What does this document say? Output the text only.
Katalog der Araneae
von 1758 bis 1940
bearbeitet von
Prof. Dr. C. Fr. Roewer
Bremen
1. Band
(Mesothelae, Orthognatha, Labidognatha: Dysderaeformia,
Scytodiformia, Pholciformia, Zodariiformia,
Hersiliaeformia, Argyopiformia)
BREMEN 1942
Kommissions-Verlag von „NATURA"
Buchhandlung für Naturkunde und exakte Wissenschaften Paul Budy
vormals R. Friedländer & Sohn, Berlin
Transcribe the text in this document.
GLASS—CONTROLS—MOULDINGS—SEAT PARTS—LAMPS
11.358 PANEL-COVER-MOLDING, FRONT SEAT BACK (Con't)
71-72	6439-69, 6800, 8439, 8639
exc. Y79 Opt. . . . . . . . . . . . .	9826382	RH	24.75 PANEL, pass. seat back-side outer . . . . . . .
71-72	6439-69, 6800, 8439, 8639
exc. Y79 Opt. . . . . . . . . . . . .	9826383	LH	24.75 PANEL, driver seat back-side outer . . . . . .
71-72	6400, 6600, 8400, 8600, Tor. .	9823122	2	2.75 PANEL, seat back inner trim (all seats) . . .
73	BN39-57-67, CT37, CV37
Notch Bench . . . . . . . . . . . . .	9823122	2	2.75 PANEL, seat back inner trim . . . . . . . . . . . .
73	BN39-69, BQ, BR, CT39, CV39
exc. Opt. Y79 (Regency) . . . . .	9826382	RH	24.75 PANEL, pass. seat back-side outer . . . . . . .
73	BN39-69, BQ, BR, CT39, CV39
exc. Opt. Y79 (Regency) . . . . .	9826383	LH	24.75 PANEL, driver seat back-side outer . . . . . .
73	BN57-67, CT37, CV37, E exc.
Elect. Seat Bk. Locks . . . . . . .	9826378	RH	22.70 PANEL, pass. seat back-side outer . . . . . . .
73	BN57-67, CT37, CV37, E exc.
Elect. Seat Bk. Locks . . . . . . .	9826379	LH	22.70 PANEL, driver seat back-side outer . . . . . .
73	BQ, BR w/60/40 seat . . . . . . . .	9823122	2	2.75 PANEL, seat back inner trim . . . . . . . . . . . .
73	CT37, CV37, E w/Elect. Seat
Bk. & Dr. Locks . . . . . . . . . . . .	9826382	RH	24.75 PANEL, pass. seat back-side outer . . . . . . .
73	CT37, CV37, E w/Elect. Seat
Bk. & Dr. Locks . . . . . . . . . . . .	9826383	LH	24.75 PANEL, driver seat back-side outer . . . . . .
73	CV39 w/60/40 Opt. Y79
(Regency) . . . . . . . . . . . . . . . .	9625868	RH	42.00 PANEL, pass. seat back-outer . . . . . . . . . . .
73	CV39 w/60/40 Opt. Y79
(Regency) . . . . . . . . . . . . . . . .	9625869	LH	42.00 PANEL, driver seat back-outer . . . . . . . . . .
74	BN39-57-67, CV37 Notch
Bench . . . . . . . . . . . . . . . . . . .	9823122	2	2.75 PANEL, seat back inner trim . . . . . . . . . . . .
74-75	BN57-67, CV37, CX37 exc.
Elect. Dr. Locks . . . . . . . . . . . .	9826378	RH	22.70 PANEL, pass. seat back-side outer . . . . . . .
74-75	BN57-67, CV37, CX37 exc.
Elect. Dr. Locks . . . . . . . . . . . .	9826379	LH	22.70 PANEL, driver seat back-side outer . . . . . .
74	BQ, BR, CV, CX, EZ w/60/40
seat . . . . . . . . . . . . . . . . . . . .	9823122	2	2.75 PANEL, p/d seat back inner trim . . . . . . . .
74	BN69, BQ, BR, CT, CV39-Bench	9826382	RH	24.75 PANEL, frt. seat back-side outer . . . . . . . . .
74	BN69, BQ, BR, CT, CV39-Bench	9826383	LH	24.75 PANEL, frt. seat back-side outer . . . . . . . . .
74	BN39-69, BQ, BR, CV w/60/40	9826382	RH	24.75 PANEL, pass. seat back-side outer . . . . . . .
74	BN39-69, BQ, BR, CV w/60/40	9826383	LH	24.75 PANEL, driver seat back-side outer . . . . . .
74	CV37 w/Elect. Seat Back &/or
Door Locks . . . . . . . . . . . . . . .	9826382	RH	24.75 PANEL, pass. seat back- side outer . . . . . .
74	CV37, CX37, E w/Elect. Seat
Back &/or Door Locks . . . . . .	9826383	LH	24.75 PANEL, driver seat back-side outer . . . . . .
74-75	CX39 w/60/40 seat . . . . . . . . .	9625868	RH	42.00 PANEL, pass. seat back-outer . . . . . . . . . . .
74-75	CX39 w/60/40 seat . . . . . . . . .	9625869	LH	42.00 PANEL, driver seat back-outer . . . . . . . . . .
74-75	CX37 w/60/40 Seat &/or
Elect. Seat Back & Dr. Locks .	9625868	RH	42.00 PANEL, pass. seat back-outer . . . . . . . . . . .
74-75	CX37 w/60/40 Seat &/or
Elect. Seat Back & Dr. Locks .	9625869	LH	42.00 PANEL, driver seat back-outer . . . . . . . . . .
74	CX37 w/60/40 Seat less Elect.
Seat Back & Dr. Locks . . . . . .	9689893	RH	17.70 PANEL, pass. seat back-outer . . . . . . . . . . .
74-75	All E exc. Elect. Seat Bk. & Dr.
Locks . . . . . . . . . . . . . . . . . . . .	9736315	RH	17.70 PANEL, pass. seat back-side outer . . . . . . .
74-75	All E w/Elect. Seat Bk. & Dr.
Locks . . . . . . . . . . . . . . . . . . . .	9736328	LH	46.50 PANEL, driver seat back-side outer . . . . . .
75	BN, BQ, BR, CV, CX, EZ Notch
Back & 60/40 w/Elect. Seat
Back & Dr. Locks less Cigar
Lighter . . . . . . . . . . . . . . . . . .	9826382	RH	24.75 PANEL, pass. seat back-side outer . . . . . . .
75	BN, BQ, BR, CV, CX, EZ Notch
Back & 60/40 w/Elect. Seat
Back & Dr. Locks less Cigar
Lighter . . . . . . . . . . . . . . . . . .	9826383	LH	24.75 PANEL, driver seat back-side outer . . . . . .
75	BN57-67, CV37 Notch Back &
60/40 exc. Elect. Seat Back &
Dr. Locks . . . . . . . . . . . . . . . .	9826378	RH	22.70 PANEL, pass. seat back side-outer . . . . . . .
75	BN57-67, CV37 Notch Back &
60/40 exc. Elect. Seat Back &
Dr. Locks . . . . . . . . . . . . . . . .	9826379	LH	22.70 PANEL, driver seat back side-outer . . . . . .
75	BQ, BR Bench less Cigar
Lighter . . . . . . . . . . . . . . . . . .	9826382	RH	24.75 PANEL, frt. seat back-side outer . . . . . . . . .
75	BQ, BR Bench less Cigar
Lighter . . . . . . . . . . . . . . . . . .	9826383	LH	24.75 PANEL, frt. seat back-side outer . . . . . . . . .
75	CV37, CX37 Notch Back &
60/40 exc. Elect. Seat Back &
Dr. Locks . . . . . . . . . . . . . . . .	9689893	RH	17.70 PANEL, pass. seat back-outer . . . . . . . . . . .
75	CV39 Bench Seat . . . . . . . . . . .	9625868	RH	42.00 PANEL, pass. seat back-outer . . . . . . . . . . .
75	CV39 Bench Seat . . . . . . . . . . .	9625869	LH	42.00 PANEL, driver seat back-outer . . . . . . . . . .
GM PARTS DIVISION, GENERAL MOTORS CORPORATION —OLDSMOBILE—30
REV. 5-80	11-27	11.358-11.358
◇ ◇ ◇
Your task:
Which lines include the word "trim"? List them all.

Reply to the task:
71-72	6400, 6600, 8400, 8600, Tor. .	9823122	2	2.75 PANEL, seat back inner trim (all seats) . . .
Notch Bench . . . . . . . . . . . . .	9823122	2	2.75 PANEL, seat back inner trim . . . . . . . . . . . .
73	BQ, BR w/60/40 seat . . . . . . . .	9823122	2	2.75 PANEL, seat back inner trim . . . . . . . . . . . .
Bench . . . . . . . . . . . . . . . . . . .	9823122	2	2.75 PANEL, seat back inner trim . . . . . . . . . . . .
seat . . . . . . . . . . . . . . . . . . . .	9823122	2	2.75 PANEL, p/d seat back inner trim . . . . . . . .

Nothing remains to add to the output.